(Task objective) For each line below that includes the word "绿色建筑评价标准", make a copy.

--- start of Exercise inputs ---

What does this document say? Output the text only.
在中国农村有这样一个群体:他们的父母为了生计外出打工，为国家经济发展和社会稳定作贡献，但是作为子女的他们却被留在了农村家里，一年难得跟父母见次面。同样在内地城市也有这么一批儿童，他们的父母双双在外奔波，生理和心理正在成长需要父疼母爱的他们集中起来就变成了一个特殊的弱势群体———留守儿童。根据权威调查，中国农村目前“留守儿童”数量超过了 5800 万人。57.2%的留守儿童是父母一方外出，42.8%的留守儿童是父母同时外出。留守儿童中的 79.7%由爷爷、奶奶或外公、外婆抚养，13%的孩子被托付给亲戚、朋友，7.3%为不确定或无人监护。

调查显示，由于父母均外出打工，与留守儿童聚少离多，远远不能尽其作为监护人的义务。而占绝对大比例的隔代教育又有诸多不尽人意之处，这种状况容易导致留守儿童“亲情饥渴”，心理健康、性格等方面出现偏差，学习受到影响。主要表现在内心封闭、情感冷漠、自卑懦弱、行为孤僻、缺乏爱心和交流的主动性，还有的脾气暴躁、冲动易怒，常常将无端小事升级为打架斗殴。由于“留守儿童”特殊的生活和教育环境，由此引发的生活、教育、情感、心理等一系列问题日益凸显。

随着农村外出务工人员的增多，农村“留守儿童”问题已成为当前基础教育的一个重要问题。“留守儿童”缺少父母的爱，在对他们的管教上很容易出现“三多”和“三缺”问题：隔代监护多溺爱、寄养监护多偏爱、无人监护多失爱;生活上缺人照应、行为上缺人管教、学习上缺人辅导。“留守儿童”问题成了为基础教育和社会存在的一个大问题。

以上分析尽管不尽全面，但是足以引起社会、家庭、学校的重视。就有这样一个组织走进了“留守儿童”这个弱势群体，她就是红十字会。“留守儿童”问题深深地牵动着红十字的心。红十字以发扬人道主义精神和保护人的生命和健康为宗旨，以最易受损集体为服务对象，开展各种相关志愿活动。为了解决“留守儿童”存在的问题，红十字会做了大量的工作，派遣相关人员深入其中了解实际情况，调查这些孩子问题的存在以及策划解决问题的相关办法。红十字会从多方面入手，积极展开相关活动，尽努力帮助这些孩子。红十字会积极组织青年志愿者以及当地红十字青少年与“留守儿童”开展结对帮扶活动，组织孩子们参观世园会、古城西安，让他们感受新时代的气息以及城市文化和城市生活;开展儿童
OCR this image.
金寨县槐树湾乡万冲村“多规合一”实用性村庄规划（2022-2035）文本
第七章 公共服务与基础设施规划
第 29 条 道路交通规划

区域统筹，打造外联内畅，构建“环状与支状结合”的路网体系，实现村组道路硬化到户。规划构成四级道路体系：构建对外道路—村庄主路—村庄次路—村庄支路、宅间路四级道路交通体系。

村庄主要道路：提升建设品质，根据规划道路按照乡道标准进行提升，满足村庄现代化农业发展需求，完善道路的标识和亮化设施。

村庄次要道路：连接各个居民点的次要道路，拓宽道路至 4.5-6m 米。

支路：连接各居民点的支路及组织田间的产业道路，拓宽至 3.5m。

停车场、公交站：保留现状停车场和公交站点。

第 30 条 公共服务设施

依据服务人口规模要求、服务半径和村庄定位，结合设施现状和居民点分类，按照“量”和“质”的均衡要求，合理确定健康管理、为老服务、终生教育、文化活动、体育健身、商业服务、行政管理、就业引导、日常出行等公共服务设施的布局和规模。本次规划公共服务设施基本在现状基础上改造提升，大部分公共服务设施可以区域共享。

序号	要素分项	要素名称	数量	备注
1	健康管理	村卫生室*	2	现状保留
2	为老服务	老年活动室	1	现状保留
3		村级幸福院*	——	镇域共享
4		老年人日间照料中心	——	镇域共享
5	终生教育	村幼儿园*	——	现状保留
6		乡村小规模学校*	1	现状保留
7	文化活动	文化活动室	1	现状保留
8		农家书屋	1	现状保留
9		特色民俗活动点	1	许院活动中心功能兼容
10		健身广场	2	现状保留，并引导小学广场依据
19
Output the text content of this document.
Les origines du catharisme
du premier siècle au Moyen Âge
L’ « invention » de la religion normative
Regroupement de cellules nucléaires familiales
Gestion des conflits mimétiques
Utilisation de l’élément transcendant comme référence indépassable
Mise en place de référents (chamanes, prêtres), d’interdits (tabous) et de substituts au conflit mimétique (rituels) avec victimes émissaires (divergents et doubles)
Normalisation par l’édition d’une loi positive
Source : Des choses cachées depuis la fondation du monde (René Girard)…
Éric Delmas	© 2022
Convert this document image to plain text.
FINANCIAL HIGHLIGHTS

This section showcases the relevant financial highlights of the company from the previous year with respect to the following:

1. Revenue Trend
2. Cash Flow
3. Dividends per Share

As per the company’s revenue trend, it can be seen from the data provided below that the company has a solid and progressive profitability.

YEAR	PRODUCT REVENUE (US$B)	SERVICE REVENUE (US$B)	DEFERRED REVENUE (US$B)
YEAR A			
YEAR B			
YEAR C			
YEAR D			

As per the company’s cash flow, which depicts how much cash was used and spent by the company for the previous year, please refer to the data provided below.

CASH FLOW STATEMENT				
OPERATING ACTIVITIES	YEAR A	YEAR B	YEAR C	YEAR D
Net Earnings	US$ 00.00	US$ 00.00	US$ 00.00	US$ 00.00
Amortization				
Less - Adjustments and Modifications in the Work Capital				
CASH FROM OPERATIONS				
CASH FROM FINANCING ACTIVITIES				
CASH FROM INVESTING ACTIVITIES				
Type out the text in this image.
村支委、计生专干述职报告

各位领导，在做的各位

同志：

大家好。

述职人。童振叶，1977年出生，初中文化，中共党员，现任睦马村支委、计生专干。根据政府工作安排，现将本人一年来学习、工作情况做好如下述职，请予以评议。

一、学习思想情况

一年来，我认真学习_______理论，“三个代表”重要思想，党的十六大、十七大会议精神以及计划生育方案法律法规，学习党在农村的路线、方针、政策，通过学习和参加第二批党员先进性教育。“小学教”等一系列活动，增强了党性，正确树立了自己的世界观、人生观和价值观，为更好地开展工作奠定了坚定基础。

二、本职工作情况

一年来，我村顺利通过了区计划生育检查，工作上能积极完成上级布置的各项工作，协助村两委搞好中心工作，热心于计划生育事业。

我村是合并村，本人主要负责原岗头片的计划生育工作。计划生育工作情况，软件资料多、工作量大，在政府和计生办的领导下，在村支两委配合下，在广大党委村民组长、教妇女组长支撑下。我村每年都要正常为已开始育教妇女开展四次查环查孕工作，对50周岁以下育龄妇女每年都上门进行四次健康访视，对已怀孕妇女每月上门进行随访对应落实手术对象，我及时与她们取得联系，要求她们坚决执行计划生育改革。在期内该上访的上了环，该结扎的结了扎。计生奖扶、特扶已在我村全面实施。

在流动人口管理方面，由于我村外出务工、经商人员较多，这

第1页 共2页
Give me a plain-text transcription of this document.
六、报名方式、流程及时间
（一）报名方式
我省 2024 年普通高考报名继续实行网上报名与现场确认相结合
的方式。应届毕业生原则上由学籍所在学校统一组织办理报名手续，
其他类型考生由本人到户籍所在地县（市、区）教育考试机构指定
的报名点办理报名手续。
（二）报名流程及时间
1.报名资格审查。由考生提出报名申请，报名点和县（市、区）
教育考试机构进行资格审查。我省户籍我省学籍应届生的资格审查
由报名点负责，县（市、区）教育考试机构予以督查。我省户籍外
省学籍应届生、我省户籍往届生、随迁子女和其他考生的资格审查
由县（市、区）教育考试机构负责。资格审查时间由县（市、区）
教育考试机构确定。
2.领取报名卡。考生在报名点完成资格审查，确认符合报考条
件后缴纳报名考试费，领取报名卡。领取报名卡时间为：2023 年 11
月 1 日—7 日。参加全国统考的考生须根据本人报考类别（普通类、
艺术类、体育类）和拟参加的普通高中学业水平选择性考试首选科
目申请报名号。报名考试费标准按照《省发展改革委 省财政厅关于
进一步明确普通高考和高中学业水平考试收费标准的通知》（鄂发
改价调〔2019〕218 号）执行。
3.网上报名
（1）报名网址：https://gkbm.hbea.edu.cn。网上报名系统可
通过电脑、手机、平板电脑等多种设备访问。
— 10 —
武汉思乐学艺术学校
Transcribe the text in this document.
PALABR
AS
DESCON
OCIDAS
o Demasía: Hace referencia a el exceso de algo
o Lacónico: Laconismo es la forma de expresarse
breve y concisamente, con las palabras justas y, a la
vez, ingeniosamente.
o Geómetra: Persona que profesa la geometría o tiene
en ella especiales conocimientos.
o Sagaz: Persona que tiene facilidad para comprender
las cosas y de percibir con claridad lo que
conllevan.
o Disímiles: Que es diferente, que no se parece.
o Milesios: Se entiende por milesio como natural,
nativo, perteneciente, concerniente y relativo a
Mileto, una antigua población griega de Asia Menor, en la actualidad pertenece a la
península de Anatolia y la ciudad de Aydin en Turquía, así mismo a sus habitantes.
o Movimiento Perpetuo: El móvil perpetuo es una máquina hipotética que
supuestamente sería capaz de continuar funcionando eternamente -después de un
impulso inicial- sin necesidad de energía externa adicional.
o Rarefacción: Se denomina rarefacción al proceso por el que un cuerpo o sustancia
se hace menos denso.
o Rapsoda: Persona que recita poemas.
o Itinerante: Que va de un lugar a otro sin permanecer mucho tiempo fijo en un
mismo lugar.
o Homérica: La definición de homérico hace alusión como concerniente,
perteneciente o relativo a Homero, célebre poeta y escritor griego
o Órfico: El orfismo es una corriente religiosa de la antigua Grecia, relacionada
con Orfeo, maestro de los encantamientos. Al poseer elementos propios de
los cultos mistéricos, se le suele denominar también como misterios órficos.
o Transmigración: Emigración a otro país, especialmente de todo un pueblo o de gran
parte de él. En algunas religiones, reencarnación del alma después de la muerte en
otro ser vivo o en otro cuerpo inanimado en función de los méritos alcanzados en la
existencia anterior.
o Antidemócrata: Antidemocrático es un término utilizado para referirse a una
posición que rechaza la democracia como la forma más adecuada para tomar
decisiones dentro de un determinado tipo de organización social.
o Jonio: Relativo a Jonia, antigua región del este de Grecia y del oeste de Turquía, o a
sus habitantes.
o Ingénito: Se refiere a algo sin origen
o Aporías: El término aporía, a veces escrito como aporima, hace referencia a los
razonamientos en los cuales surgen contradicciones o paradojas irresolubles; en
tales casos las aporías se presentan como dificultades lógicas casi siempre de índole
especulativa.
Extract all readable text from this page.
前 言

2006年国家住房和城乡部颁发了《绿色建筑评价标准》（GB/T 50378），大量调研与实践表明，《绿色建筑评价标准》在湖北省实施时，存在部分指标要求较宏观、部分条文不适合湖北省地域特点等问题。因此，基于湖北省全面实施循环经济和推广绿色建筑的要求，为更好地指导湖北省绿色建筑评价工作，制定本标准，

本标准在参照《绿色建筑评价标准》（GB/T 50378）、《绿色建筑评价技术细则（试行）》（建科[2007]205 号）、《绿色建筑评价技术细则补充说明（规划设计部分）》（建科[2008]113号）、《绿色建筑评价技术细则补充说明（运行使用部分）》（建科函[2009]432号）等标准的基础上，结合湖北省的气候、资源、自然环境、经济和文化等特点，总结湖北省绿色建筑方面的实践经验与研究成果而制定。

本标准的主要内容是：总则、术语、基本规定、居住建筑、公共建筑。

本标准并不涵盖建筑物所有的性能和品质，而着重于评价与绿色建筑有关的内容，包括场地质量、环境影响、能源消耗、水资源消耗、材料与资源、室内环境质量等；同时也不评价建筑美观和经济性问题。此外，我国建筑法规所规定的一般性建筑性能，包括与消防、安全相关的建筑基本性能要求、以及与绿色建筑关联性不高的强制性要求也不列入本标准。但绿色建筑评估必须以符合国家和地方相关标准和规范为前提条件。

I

--- end of Exercise inputs ---

(Completed task)
2006年国家住房和城乡部颁发了《绿色建筑评价标准》（GB/T 50378），大量调研与实践表明，《绿色建筑评价标准》在湖北省实施时，存在部分指标要求较宏观、部分条文不适合湖北省地域特点等问题。因此，基于湖北省全面实施循环经济和推广绿色建筑的要求，为更好地指导湖北省绿色建筑评价工作，制定本标准，
本标准在参照《绿色建筑评价标准》（GB/T 50378）、《绿色建筑评价技术细则（试行）》（建科[2007]205 号）、《绿色建筑评价技术细则补充说明（规划设计部分）》（建科[2008]113号）、《绿色建筑评价技术细则补充说明（运行使用部分）》（建科函[2009]432号）等标准的基础上，结合湖北省的气候、资源、自然环境、经济和文化等特点，总结湖北省绿色建筑方面的实践经验与研究成果而制定。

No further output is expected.